#### Exercise details:
Each entry should be quoted word for word, including every mark of punctuation.

BEGIN Supplied records

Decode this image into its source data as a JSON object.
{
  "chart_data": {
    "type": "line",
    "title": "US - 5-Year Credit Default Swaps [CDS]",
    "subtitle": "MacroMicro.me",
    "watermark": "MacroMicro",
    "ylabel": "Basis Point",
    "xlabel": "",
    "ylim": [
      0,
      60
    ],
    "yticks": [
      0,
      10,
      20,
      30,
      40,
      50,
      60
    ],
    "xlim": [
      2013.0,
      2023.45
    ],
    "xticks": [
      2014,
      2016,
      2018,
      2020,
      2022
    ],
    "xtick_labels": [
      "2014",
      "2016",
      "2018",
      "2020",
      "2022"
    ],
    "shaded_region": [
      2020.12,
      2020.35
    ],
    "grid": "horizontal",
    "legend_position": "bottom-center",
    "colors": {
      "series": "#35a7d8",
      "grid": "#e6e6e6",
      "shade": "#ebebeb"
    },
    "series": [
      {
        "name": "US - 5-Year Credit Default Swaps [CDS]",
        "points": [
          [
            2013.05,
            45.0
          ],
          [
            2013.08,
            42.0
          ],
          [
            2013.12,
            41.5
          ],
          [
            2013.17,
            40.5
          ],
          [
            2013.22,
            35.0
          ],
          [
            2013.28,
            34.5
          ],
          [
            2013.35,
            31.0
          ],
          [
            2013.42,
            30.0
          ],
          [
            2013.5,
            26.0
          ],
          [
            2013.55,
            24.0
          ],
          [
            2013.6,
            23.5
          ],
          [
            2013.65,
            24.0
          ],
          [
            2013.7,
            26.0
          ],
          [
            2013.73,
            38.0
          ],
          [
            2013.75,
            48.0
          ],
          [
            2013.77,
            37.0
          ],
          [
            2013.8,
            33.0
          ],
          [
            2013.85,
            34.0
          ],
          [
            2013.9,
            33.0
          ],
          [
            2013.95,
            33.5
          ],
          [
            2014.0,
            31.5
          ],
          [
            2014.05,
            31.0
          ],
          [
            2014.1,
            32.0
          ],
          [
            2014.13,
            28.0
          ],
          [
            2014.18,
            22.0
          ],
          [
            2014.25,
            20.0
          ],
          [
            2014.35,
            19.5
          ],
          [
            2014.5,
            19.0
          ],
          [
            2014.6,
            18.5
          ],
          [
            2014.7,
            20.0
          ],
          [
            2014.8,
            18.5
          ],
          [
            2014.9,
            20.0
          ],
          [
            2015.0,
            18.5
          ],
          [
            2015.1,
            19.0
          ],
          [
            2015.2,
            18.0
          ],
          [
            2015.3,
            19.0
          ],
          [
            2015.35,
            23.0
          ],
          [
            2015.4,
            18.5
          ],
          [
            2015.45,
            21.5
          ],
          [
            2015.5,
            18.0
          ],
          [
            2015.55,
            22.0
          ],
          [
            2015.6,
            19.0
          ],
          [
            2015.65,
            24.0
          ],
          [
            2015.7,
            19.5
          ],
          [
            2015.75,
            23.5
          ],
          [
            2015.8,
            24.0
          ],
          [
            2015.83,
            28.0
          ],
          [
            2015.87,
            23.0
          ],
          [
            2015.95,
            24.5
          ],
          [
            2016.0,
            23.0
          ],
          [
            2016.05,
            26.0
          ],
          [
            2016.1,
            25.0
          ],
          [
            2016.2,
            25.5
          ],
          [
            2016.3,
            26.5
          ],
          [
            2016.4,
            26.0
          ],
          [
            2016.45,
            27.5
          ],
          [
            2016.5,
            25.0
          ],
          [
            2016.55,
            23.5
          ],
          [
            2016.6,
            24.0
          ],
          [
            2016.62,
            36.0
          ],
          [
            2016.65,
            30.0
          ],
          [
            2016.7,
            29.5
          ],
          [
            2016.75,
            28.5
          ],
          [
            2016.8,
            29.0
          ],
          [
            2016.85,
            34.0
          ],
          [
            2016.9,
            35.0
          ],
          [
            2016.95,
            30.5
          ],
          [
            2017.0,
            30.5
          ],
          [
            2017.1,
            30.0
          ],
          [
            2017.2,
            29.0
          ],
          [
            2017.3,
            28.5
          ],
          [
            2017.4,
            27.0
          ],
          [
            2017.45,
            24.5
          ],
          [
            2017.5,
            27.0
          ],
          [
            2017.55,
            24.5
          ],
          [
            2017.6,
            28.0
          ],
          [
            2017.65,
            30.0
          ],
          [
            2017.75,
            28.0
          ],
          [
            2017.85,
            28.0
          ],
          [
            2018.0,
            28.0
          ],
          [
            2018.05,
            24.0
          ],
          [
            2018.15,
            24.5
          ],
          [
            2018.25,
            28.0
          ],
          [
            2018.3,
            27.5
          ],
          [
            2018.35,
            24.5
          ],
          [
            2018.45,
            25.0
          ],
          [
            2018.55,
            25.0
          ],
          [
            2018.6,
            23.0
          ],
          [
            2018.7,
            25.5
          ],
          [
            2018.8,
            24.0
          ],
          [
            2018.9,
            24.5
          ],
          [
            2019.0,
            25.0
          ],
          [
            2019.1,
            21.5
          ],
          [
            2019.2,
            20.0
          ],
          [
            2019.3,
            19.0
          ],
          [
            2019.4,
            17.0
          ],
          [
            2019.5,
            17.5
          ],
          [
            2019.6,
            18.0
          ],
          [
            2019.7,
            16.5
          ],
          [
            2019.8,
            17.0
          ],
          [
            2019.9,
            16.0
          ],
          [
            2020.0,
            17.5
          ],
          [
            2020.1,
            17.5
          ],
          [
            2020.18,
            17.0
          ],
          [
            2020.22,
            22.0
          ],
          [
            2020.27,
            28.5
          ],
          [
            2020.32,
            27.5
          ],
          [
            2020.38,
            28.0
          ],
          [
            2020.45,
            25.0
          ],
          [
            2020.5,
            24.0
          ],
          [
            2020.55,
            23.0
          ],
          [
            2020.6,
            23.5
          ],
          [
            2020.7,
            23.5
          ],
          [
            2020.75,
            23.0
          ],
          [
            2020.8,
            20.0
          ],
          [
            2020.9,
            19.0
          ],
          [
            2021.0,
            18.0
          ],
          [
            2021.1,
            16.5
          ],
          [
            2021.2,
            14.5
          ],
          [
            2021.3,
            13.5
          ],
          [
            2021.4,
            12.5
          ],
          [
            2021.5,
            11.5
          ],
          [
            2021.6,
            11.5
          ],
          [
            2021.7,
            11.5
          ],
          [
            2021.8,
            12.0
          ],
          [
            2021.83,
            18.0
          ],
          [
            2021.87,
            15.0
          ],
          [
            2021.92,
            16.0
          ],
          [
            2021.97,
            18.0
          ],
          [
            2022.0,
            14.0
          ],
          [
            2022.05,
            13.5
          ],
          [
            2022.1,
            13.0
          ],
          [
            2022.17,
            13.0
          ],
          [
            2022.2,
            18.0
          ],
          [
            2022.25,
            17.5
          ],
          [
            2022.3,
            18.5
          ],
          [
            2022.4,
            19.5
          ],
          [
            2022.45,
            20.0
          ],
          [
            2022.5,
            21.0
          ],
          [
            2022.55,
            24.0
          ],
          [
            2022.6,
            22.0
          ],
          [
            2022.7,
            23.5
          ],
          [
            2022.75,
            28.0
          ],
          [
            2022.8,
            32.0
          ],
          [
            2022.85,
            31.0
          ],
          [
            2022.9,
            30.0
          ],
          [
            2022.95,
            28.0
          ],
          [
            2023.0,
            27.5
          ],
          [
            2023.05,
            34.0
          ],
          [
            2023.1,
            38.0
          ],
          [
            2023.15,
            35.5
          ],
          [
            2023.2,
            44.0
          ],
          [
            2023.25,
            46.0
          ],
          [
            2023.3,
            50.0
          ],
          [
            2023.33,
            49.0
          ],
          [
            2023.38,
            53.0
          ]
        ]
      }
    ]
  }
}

END Supplied records

#### Task output:
Decode this image into its source data as a JSON object.
{
  "chart_data": {
    "type": "line",
    "title": "US - 5-Year Credit Default Swaps [CDS]",
    "subtitle": "MacroMicro.me",
    "watermark": "MacroMicro",
    "ylabel": "Basis Point",
    "xlabel": "",
    "ylim": [
      0,
      60
    ],
    "yticks": [
      0,
      10,
      20,
      30,
      40,
      50,
      60
    ],
    "xlim": [
      2013.0,
      2023.45
    ],
    "xticks": [
      2014,
      2016,
      2018,
      2020,
      2022
    ],
    "xtick_labels": [
      "2014",
      "2016",
      "2018",
      "2020",
      "2022"
    ],
    "shaded_region": [
      2020.12,
      2020.35
    ],
    "grid": "horizontal",
    "legend_position": "bottom-center",
    "colors": {
      "series": "#35a7d8",
      "grid": "#e6e6e6",
      "shade": "#ebebeb"
    },
    "series": [
      {
        "name": "US - 5-Year Credit Default Swaps [CDS]",
        "points": [
          [
            2013.05,
            45.0
          ],
          [
            2013.08,
            42.0
          ],
          [
            2013.12,
            41.5
          ],
          [
            2013.17,
            40.5
          ],
          [
            2013.22,
            35.0
          ],
          [
            2013.28,
            34.5
          ],
          [
            2013.35,
            31.0
          ],
          [
            2013.42,
            30.0
          ],
          [
            2013.5,
            26.0
          ],
          [
            2013.55,
            24.0
          ],
          [
            2013.6,
            23.5
          ],
          [
            2013.65,
            24.0
          ],
          [
            2013.7,
            26.0
          ],
          [
            2013.73,
            38.0
          ],
          [
            2013.75,
            48.0
          ],
          [
            2013.77,
            37.0
          ],
          [
            2013.8,
            33.0
          ],
          [
            2013.85,
            34.0
          ],
          [
            2013.9,
            33.0
          ],
          [
            2013.95,
            33.5
          ],
          [
            2014.0,
            31.5
          ],
          [
            2014.05,
            31.0
          ],
          [
            2014.1,
            32.0
          ],
          [
            2014.13,
            28.0
          ],
          [
            2014.18,
            22.0
          ],
          [
            2014.25,
            20.0
          ],
          [
            2014.35,
            19.5
          ],
          [
            2014.5,
            19.0
          ],
          [
            2014.6,
            18.5
          ],
          [
            2014.7,
            20.0
          ],
          [
            2014.8,
            18.5
          ],
          [
            2014.9,
            20.0
          ],
          [
            2015.0,
            18.5
          ],
          [
            2015.1,
            19.0
          ],
          [
            2015.2,
            18.0
          ],
          [
            2015.3,
            19.0
          ],
          [
            2015.35,
            23.0
          ],
          [
            2015.4,
            18.5
          ],
          [
            2015.45,
            21.5
          ],
          [
            2015.5,
            18.0
          ],
          [
            2015.55,
            22.0
          ],
          [
            2015.6,
            19.0
          ],
          [
            2015.65,
            24.0
          ],
          [
            2015.7,
            19.5
          ],
          [
            2015.75,
            23.5
          ],
          [
            2015.8,
            24.0
          ],
          [
            2015.83,
            28.0
          ],
          [
            2015.87,
            23.0
          ],
          [
            2015.95,
            24.5
          ],
          [
            2016.0,
            23.0
          ],
          [
            2016.05,
            26.0
          ],
          [
            2016.1,
            25.0
          ],
          [
            2016.2,
            25.5
          ],
          [
            2016.3,
            26.5
          ],
          [
            2016.4,
            26.0
          ],
          [
            2016.45,
            27.5
          ],
          [
            2016.5,
            25.0
          ],
          [
            2016.55,
            23.5
          ],
          [
            2016.6,
            24.0
          ],
          [
            2016.62,
            36.0
          ],
          [
            2016.65,
            30.0
          ],
          [
            2016.7,
            29.5
          ],
          [
            2016.75,
            28.5
          ],
          [
            2016.8,
            29.0
          ],
          [
            2016.85,
            34.0
          ],
          [
            2016.9,
            35.0
          ],
          [
            2016.95,
            30.5
          ],
          [
            2017.0,
            30.5
          ],
          [
            2017.1,
            30.0
          ],
          [
            2017.2,
            29.0
          ],
          [
            2017.3,
            28.5
          ],
          [
            2017.4,
            27.0
          ],
          [
            2017.45,
            24.5
          ],
          [
            2017.5,
            27.0
          ],
          [
            2017.55,
            24.5
          ],
          [
            2017.6,
            28.0
          ],
          [
            2017.65,
            30.0
          ],
          [
            2017.75,
            28.0
          ],
          [
            2017.85,
            28.0
          ],
          [
            2018.0,
            28.0
          ],
          [
            2018.05,
            24.0
          ],
          [
            2018.15,
            24.5
          ],
          [
            2018.25,
            28.0
          ],
          [
            2018.3,
            27.5
          ],
          [
            2018.35,
            24.5
          ],
          [
            2018.45,
            25.0
          ],
          [
            2018.55,
            25.0
          ],
          [
            2018.6,
            23.0
          ],
          [
            2018.7,
            25.5
          ],
          [
            2018.8,
            24.0
          ],
          [
            2018.9,
            24.5
          ],
          [
            2019.0,
            25.0
          ],
          [
            2019.1,
            21.5
          ],
          [
            2019.2,
            20.0
          ],
          [
            2019.3,
            19.0
          ],
          [
            2019.4,
            17.0
          ],
          [
            2019.5,
            17.5
          ],
          [
            2019.6,
            18.0
          ],
          [
            2019.7,
            16.5
          ],
          [
            2019.8,
            17.0
          ],
          [
            2019.9,
            16.0
          ],
          [
            2020.0,
            17.5
          ],
          [
            2020.1,
            17.5
          ],
          [
            2020.18,
            17.0
          ],
          [
            2020.22,
            22.0
          ],
          [
            2020.27,
            28.5
          ],
          [
            2020.32,
            27.5
          ],
          [
            2020.38,
            28.0
          ],
          [
            2020.45,
            25.0
          ],
          [
            2020.5,
            24.0
          ],
          [
            2020.55,
            23.0
          ],
          [
            2020.6,
            23.5
          ],
          [
            2020.7,
            23.5
          ],
          [
            2020.75,
            23.0
          ],
          [
            2020.8,
            20.0
          ],
          [
            2020.9,
            19.0
          ],
          [
            2021.0,
            18.0
          ],
          [
            2021.1,
            16.5
          ],
          [
            2021.2,
            14.5
          ],
          [
            2021.3,
            13.5
          ],
          [
            2021.4,
            12.5
          ],
          [
            2021.5,
            11.5
          ],
          [
            2021.6,
            11.5
          ],
          [
            2021.7,
            11.5
          ],
          [
            2021.8,
            12.0
          ],
          [
            2021.83,
            18.0
          ],
          [
            2021.87,
            15.0
          ],
          [
            2021.92,
            16.0
          ],
          [
            2021.97,
            18.0
          ],
          [
            2022.0,
            14.0
          ],
          [
            2022.05,
            13.5
          ],
          [
            2022.1,
            13.0
          ],
          [
            2022.17,
            13.0
          ],
          [
            2022.2,
            18.0
          ],
          [
            2022.25,
            17.5
          ],
          [
            2022.3,
            18.5
          ],
          [
            2022.4,
            19.5
          ],
          [
            2022.45,
            20.0
          ],
          [
            2022.5,
            21.0
          ],
          [
            2022.55,
            24.0
          ],
          [
            2022.6,
            22.0
          ],
          [
            2022.7,
            23.5
          ],
          [
            2022.75,
            28.0
          ],
          [
            2022.8,
            32.0
          ],
          [
            2022.85,
            31.0
          ],
          [
            2022.9,
            30.0
          ],
          [
            2022.95,
            28.0
          ],
          [
            2023.0,
            27.5
          ],
          [
            2023.05,
            34.0
          ],
          [
            2023.1,
            38.0
          ],
          [
            2023.15,
            35.5
          ],
          [
            2023.2,
            44.0
          ],
          [
            2023.25,
            46.0
          ],
          [
            2023.3,
            50.0
          ],
          [
            2023.33,
            49.0
          ],
          [
            2023.38,
            53.0
          ]
        ]
      }
    ]
  }
}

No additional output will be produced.